Extracted records:
* * * * * * * * *
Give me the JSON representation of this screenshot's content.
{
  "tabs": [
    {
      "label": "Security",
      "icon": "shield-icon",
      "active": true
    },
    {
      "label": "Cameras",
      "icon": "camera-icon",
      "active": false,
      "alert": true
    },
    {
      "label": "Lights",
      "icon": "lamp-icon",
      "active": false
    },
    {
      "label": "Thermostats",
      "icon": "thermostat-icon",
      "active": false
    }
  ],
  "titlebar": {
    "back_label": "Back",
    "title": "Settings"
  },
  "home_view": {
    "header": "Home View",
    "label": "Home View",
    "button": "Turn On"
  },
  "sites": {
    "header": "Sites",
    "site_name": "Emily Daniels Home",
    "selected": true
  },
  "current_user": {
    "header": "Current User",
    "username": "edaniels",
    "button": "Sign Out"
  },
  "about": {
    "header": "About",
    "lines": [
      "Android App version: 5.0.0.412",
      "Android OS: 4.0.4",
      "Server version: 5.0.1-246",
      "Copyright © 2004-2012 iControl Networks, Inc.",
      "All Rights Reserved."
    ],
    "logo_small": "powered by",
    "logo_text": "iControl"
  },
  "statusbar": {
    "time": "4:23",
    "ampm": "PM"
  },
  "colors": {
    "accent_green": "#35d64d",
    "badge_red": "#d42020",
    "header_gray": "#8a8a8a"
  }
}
* * * * * * * * *
YOUR GOAL: Reproduce all of the records exactly.

FULL SOLUTION:
Give me the JSON representation of this screenshot's content.
{
  "tabs": [
    {
      "label": "Security",
      "icon": "shield-icon",
      "active": true
    },
    {
      "label": "Cameras",
      "icon": "camera-icon",
      "active": false,
      "alert": true
    },
    {
      "label": "Lights",
      "icon": "lamp-icon",
      "active": false
    },
    {
      "label": "Thermostats",
      "icon": "thermostat-icon",
      "active": false
    }
  ],
  "titlebar": {
    "back_label": "Back",
    "title": "Settings"
  },
  "home_view": {
    "header": "Home View",
    "label": "Home View",
    "button": "Turn On"
  },
  "sites": {
    "header": "Sites",
    "site_name": "Emily Daniels Home",
    "selected": true
  },
  "current_user": {
    "header": "Current User",
    "username": "edaniels",
    "button": "Sign Out"
  },
  "about": {
    "header": "About",
    "lines": [
      "Android App version: 5.0.0.412",
      "Android OS: 4.0.4",
      "Server version: 5.0.1-246",
      "Copyright © 2004-2012 iControl Networks, Inc.",
      "All Rights Reserved."
    ],
    "logo_small": "powered by",
    "logo_text": "iControl"
  },
  "statusbar": {
    "time": "4:23",
    "ampm": "PM"
  },
  "colors": {
    "accent_green": "#35d64d",
    "badge_red": "#d42020",
    "header_gray": "#8a8a8a"
  }
}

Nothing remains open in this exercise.